"""

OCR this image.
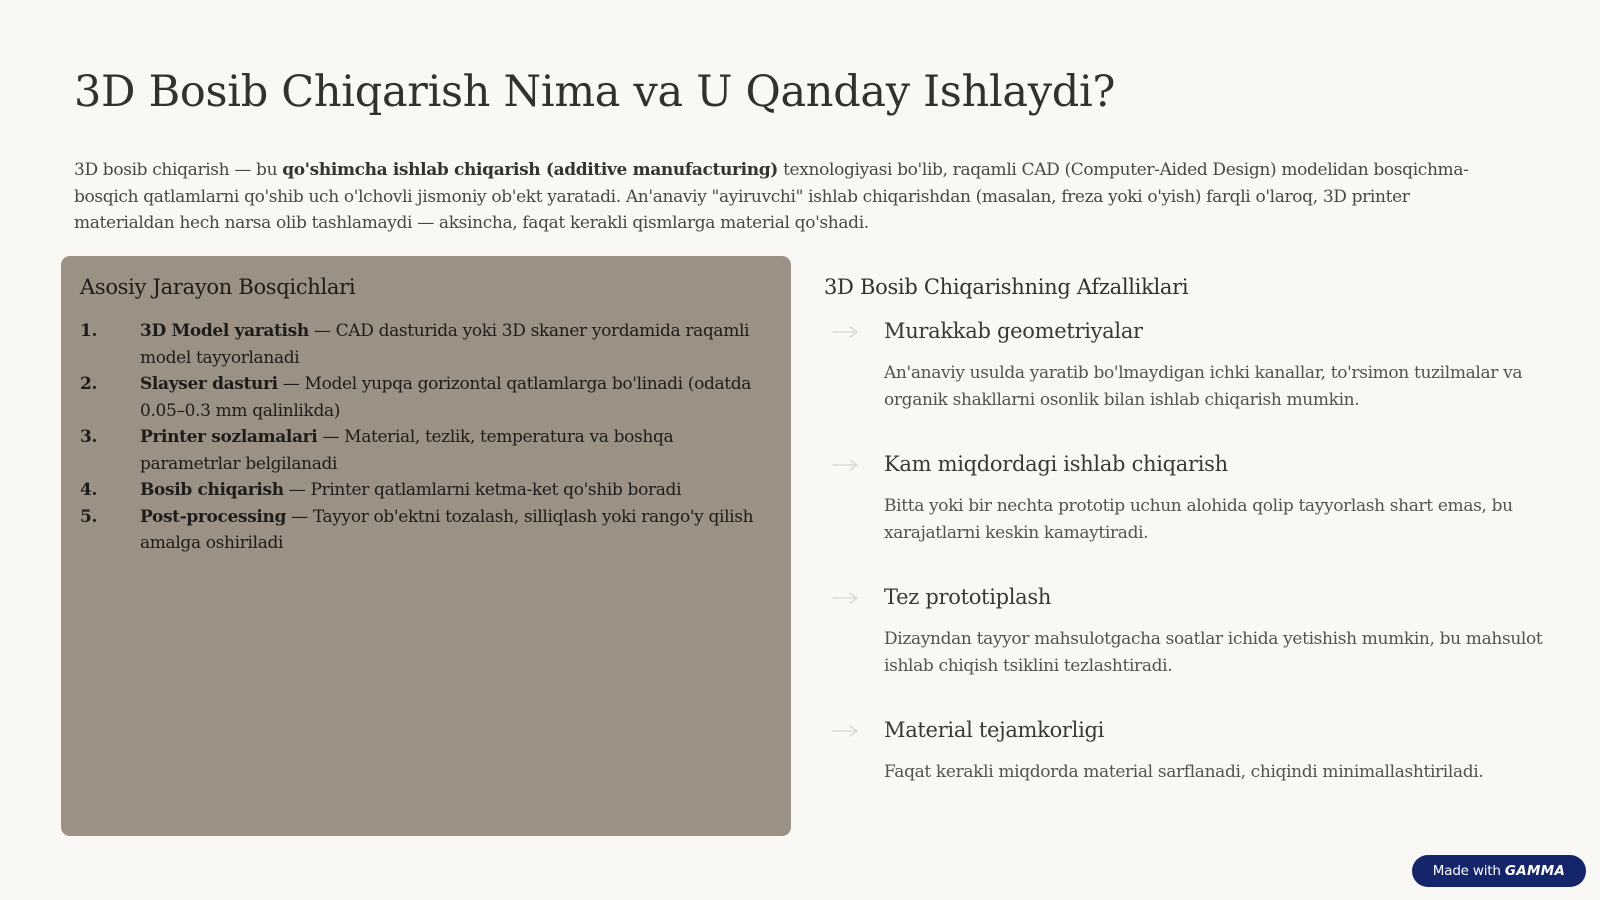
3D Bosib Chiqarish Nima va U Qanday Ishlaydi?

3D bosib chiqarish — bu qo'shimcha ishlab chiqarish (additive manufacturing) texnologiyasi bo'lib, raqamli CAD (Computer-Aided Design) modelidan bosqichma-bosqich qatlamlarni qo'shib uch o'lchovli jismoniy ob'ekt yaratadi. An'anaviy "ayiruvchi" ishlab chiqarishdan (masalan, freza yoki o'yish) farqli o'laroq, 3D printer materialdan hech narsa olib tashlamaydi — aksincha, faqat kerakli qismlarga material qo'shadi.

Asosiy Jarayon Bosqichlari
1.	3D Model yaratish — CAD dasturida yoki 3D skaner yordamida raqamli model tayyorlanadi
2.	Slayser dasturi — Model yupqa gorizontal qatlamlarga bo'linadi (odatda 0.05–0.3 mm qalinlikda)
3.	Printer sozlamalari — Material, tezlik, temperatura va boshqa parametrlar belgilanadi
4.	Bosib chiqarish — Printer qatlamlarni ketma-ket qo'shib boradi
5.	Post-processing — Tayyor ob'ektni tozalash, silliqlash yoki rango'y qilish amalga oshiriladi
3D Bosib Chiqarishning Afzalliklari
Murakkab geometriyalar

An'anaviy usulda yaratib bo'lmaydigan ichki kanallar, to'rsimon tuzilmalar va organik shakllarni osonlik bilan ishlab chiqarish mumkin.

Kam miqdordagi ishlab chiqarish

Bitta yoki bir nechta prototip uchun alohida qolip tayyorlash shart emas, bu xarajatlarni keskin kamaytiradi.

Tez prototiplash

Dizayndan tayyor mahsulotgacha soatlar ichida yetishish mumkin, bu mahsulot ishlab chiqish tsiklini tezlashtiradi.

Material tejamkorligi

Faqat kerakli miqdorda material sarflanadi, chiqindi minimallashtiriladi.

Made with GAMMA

"""

Directive
From the entries above, output every line exactly and omit any image.

Answer to the problem
OCR this image.
3D Bosib Chiqarish Nima va U Qanday Ishlaydi?

3D bosib chiqarish — bu qo'shimcha ishlab chiqarish (additive manufacturing) texnologiyasi bo'lib, raqamli CAD (Computer-Aided Design) modelidan bosqichma-bosqich qatlamlarni qo'shib uch o'lchovli jismoniy ob'ekt yaratadi. An'anaviy "ayiruvchi" ishlab chiqarishdan (masalan, freza yoki o'yish) farqli o'laroq, 3D printer materialdan hech narsa olib tashlamaydi — aksincha, faqat kerakli qismlarga material qo'shadi.

Asosiy Jarayon Bosqichlari
1.	3D Model yaratish — CAD dasturida yoki 3D skaner yordamida raqamli model tayyorlanadi
2.	Slayser dasturi — Model yupqa gorizontal qatlamlarga bo'linadi (odatda 0.05–0.3 mm qalinlikda)
3.	Printer sozlamalari — Material, tezlik, temperatura va boshqa parametrlar belgilanadi
4.	Bosib chiqarish — Printer qatlamlarni ketma-ket qo'shib boradi
5.	Post-processing — Tayyor ob'ektni tozalash, silliqlash yoki rango'y qilish amalga oshiriladi
3D Bosib Chiqarishning Afzalliklari
Murakkab geometriyalar

An'anaviy usulda yaratib bo'lmaydigan ichki kanallar, to'rsimon tuzilmalar va organik shakllarni osonlik bilan ishlab chiqarish mumkin.

Kam miqdordagi ishlab chiqarish

Bitta yoki bir nechta prototip uchun alohida qolip tayyorlash shart emas, bu xarajatlarni keskin kamaytiradi.

Tez prototiplash

Dizayndan tayyor mahsulotgacha soatlar ichida yetishish mumkin, bu mahsulot ishlab chiqish tsiklini tezlashtiradi.

Material tejamkorligi

Faqat kerakli miqdorda material sarflanadi, chiqindi minimallashtiriladi.

Made with GAMMA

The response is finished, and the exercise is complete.